RECORD LIST
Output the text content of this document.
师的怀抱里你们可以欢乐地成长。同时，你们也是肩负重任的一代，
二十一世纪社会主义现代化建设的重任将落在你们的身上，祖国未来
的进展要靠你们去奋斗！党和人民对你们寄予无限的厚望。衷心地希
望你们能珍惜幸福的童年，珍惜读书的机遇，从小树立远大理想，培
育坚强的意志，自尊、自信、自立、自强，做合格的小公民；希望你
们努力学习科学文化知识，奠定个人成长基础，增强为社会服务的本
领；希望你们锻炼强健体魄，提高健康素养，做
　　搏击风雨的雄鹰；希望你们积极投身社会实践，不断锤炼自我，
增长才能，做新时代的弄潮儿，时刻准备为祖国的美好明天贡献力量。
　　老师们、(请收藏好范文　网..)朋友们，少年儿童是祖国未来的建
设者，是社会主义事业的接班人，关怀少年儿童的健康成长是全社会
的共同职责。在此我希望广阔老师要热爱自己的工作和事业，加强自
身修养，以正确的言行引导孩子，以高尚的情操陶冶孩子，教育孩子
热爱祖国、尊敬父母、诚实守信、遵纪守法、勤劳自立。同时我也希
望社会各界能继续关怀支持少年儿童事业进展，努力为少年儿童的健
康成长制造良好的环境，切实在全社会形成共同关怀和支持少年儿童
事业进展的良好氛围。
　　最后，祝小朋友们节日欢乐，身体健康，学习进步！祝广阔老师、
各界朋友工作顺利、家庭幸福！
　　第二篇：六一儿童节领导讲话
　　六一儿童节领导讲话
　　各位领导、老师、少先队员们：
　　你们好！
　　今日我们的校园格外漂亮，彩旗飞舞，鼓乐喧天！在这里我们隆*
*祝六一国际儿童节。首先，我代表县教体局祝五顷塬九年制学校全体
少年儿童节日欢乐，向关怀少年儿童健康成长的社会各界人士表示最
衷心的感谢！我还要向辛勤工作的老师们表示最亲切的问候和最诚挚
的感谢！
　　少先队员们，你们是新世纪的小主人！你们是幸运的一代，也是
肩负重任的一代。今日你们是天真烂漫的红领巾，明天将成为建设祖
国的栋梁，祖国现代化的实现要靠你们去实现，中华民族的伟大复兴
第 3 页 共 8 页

DO THIS
Reproduce the records above exactly.

TASK RESULT
Output the text content of this document.
师的怀抱里你们可以欢乐地成长。同时，你们也是肩负重任的一代，
二十一世纪社会主义现代化建设的重任将落在你们的身上，祖国未来
的进展要靠你们去奋斗！党和人民对你们寄予无限的厚望。衷心地希
望你们能珍惜幸福的童年，珍惜读书的机遇，从小树立远大理想，培
育坚强的意志，自尊、自信、自立、自强，做合格的小公民；希望你
们努力学习科学文化知识，奠定个人成长基础，增强为社会服务的本
领；希望你们锻炼强健体魄，提高健康素养，做
　　搏击风雨的雄鹰；希望你们积极投身社会实践，不断锤炼自我，
增长才能，做新时代的弄潮儿，时刻准备为祖国的美好明天贡献力量。
　　老师们、(请收藏好范文　网..)朋友们，少年儿童是祖国未来的建
设者，是社会主义事业的接班人，关怀少年儿童的健康成长是全社会
的共同职责。在此我希望广阔老师要热爱自己的工作和事业，加强自
身修养，以正确的言行引导孩子，以高尚的情操陶冶孩子，教育孩子
热爱祖国、尊敬父母、诚实守信、遵纪守法、勤劳自立。同时我也希
望社会各界能继续关怀支持少年儿童事业进展，努力为少年儿童的健
康成长制造良好的环境，切实在全社会形成共同关怀和支持少年儿童
事业进展的良好氛围。
　　最后，祝小朋友们节日欢乐，身体健康，学习进步！祝广阔老师、
各界朋友工作顺利、家庭幸福！
　　第二篇：六一儿童节领导讲话
　　六一儿童节领导讲话
　　各位领导、老师、少先队员们：
　　你们好！
　　今日我们的校园格外漂亮，彩旗飞舞，鼓乐喧天！在这里我们隆*
*祝六一国际儿童节。首先，我代表县教体局祝五顷塬九年制学校全体
少年儿童节日欢乐，向关怀少年儿童健康成长的社会各界人士表示最
衷心的感谢！我还要向辛勤工作的老师们表示最亲切的问候和最诚挚
的感谢！
　　少先队员们，你们是新世纪的小主人！你们是幸运的一代，也是
肩负重任的一代。今日你们是天真烂漫的红领巾，明天将成为建设祖
国的栋梁，祖国现代化的实现要靠你们去实现，中华民族的伟大复兴
第 3 页 共 8 页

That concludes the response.